▶ _REQUIREMENTS_:
Write out the records from the first line through the line containing "checkmark-icon: ✓ [96, 297, 111, 326]", both included, as a JSON list of strings with one string per line, skipping any blank lines.

▶ _DATA TO PROCESS_:
+===+

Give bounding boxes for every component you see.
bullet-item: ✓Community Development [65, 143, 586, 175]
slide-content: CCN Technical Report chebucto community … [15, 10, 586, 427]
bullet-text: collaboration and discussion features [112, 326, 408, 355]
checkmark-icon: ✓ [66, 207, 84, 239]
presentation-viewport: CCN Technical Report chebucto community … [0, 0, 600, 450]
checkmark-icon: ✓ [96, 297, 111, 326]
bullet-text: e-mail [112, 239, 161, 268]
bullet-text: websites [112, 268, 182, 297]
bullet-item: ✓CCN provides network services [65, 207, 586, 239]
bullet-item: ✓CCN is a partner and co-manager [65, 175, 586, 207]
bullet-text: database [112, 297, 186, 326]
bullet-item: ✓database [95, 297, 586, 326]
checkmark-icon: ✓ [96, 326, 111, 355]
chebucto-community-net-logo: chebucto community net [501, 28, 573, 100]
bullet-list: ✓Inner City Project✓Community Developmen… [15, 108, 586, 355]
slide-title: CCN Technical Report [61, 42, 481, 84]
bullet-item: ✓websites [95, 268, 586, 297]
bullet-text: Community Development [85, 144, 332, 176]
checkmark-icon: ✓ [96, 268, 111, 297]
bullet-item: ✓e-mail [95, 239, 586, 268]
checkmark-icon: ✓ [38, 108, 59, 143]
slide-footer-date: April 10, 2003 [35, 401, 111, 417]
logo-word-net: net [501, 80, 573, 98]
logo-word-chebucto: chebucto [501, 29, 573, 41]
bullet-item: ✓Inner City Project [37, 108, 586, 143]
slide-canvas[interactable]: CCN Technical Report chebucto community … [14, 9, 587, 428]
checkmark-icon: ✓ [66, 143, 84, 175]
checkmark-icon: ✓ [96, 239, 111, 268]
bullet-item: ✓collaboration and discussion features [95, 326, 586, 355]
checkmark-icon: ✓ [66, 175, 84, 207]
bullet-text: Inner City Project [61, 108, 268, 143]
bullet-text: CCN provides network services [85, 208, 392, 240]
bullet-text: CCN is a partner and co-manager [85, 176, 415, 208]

+===+

▶ _SOLVED EXERCISE_:
[
  "Give bounding boxes for every component you see.",
  "bullet-item: ✓Community Development [65, 143, 586, 175]",
  "slide-content: CCN Technical Report chebucto community … [15, 10, 586, 427]",
  "bullet-text: collaboration and discussion features [112, 326, 408, 355]",
  "checkmark-icon: ✓ [66, 207, 84, 239]",
  "presentation-viewport: CCN Technical Report chebucto community … [0, 0, 600, 450]",
  "checkmark-icon: ✓ [96, 297, 111, 326]"
]